::: Data lines

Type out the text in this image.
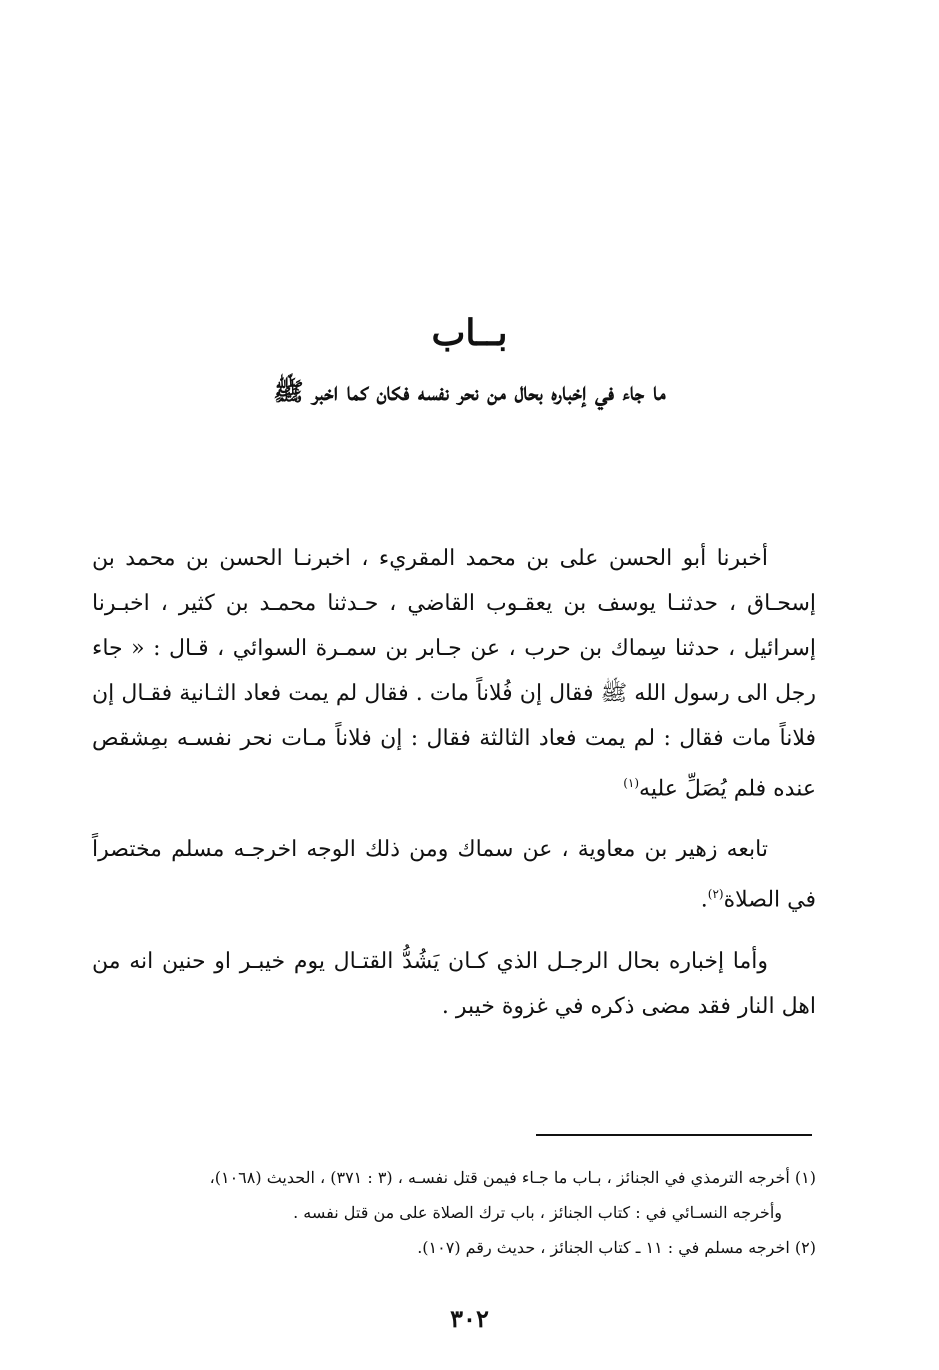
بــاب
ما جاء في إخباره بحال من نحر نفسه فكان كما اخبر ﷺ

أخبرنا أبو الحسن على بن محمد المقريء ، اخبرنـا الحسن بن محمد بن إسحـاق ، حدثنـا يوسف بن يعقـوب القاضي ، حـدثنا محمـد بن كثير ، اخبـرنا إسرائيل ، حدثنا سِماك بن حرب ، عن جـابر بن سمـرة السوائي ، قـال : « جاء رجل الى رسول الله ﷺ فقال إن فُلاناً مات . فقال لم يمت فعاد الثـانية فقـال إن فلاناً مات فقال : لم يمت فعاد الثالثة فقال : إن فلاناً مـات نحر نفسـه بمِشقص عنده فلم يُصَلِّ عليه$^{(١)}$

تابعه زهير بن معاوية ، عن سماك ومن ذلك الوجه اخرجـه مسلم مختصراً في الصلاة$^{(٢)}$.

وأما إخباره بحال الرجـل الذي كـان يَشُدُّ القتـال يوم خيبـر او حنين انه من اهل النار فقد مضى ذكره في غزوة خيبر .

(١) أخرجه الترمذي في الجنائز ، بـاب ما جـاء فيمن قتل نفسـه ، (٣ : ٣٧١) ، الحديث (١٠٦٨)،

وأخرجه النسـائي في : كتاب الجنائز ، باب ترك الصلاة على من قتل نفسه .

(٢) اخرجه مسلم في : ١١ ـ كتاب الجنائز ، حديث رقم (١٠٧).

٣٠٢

::::::
::: Data lines

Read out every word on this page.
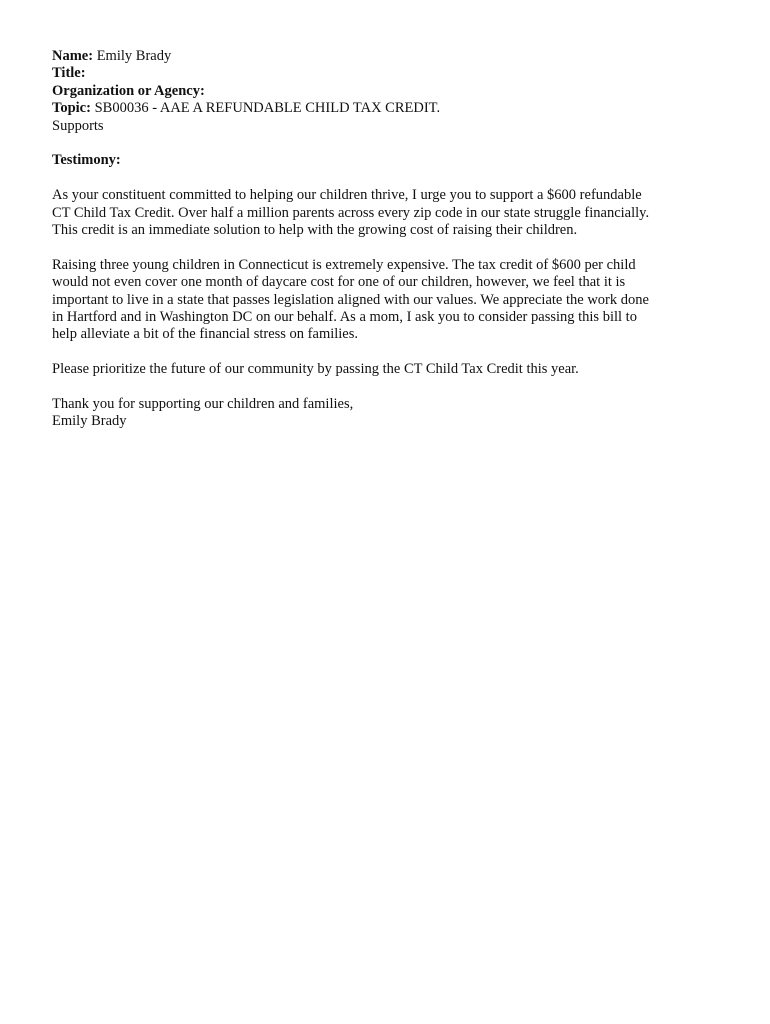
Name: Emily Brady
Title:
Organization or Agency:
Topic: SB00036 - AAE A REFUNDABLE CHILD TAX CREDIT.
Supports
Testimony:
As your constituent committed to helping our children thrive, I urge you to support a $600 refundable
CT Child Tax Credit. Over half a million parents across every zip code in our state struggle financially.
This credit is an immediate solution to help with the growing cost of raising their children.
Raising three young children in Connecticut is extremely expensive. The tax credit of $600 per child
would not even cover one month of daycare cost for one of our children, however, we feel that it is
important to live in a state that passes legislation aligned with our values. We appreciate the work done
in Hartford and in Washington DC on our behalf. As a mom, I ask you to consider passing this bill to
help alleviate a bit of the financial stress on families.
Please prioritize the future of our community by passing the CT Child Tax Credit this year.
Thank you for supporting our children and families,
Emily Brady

::::::
::: Data lines

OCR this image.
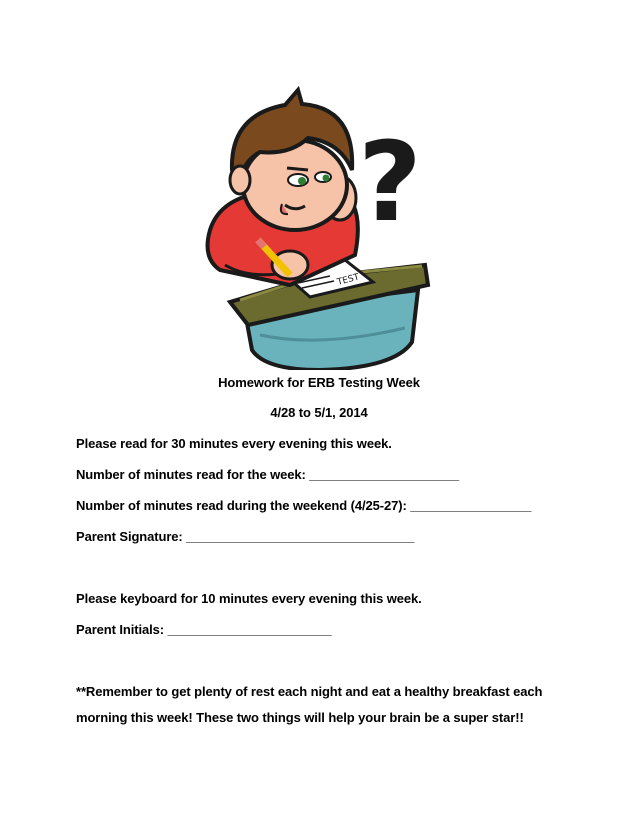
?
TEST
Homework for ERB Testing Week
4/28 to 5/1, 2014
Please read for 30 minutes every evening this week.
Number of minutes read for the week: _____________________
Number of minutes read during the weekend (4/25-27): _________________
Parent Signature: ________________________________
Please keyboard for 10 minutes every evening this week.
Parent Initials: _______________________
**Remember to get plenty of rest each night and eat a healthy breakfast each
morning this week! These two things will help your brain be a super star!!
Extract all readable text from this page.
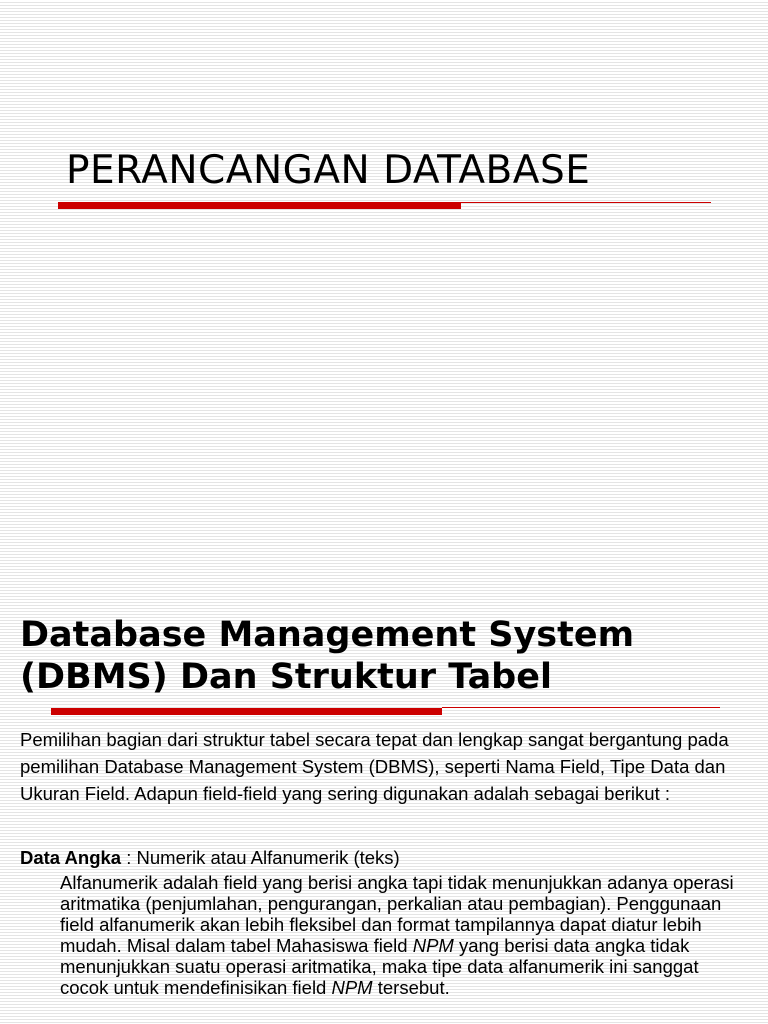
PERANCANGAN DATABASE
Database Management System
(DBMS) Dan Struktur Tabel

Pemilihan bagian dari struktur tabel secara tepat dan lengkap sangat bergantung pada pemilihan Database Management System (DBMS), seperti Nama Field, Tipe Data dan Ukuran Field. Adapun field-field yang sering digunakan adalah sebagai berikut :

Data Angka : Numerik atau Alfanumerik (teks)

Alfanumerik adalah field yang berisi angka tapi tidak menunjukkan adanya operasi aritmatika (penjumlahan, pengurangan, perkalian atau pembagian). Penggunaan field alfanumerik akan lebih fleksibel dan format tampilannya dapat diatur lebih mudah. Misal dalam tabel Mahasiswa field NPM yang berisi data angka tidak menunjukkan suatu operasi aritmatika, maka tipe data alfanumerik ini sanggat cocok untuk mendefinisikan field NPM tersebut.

::::::

Exercise aim ▸
Tally the lines of the preceding listing in which the word "passing" appears; state nothing but the total.

Result of this exercise ▸
2